## Exercise aim
Collect every line that includes the string "mutatja".

===== Data for this exercise =====

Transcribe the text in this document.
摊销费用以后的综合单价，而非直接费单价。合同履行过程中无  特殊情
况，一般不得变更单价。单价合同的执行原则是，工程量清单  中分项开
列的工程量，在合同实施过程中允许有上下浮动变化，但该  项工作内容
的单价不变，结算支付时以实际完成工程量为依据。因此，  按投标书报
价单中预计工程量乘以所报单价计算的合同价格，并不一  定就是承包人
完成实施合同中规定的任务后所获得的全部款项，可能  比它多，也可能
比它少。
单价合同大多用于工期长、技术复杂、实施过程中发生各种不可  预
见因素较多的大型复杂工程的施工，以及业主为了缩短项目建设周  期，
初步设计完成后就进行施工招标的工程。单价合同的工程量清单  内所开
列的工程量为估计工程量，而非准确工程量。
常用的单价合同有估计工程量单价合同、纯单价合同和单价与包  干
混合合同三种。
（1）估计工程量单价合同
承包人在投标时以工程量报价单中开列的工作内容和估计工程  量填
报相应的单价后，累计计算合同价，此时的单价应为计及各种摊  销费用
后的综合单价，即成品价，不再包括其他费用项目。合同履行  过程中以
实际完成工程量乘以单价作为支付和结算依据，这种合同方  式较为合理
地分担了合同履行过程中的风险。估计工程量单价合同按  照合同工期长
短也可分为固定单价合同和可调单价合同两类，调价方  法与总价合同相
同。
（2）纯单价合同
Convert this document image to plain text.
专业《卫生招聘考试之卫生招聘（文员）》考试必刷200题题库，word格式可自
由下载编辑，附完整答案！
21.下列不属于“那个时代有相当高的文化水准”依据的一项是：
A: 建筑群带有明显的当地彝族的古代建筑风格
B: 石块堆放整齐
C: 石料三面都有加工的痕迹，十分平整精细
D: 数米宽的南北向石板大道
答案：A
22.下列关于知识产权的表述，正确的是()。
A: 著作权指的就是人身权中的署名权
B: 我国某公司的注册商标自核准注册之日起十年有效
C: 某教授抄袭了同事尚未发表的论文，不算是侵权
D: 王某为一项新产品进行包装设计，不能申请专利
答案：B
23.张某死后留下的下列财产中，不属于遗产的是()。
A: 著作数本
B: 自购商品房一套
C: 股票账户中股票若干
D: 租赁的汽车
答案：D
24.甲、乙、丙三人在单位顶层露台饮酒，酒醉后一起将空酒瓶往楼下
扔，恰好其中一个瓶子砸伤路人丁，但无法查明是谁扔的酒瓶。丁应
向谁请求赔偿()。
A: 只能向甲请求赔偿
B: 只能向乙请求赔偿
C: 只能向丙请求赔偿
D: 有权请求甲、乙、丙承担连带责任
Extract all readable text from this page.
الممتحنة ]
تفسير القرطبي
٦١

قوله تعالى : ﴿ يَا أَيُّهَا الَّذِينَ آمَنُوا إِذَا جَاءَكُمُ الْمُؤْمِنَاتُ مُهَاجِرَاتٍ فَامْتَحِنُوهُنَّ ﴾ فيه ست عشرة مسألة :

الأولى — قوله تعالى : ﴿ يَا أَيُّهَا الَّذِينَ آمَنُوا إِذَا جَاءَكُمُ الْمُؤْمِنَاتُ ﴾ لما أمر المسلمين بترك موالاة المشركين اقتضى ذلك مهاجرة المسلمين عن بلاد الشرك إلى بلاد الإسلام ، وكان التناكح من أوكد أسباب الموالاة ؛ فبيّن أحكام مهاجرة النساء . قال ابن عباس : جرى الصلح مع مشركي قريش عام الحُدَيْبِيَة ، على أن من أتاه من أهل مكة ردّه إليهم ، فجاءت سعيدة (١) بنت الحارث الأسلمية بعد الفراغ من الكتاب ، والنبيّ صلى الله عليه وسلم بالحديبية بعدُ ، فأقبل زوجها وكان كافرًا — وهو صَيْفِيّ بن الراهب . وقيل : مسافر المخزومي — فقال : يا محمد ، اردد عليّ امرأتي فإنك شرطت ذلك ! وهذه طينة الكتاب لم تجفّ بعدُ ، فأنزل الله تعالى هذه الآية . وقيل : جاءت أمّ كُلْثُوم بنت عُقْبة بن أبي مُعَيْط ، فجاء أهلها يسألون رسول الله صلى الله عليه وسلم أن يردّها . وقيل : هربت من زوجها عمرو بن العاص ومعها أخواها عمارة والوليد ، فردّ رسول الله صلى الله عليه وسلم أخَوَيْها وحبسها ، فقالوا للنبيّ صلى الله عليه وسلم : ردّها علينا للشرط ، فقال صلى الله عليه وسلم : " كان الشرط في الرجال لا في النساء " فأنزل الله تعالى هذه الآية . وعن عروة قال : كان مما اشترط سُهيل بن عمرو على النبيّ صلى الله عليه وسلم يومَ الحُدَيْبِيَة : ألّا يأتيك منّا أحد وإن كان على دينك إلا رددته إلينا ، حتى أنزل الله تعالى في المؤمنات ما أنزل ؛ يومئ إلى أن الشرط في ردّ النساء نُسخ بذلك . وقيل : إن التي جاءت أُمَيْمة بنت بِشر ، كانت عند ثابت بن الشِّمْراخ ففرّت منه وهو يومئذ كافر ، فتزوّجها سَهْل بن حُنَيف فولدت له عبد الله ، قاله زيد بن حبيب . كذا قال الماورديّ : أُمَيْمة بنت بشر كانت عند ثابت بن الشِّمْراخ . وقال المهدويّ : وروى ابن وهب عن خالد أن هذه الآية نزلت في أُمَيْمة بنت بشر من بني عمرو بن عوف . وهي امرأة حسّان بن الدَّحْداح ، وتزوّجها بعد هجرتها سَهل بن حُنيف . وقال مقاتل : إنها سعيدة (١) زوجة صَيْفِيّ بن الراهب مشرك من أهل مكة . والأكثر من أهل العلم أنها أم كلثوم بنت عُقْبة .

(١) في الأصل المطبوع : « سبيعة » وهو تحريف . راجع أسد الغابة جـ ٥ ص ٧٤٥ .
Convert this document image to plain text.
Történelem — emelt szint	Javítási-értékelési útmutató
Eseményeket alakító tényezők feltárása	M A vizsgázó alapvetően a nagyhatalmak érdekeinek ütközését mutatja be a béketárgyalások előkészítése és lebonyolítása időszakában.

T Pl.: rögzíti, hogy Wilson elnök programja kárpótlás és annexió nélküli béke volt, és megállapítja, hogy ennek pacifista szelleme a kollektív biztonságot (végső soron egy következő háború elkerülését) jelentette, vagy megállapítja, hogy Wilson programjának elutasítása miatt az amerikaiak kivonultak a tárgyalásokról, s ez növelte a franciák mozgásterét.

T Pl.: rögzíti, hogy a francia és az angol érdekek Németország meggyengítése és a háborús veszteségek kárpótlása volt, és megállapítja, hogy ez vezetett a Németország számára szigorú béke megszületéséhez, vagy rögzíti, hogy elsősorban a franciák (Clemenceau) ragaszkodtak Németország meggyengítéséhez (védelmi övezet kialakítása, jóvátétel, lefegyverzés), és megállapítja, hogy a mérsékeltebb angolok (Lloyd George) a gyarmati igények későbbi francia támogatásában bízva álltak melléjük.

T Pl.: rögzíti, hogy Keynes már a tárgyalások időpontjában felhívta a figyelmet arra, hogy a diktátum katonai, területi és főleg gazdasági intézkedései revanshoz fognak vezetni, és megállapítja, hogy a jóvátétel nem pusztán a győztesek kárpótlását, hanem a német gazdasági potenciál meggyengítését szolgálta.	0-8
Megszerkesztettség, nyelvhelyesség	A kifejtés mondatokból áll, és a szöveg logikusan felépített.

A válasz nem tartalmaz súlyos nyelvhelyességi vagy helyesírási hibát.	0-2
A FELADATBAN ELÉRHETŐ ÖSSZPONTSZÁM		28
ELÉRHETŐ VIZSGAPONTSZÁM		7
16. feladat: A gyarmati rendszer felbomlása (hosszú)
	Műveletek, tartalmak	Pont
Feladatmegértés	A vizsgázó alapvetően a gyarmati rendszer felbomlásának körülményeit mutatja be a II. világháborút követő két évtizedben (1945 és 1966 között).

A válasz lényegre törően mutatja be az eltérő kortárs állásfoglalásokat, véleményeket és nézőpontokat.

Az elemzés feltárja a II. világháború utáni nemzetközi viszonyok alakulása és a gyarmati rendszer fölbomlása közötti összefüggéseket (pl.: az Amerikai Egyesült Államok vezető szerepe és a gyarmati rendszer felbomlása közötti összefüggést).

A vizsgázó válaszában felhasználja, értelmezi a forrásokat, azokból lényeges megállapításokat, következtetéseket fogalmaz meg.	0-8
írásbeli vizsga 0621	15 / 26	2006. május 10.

=====

## Full answer
Eseményeket alakító tényezők feltárása	M A vizsgázó alapvetően a nagyhatalmak érdekeinek ütközését mutatja be a béketárgyalások előkészítése és lebonyolítása időszakában.
Feladatmegértés	A vizsgázó alapvetően a gyarmati rendszer felbomlásának körülményeit mutatja be a II. világháborút követő két évtizedben (1945 és 1966 között).
A válasz lényegre törően mutatja be az eltérő kortárs állásfoglalásokat, véleményeket és nézőpontokat.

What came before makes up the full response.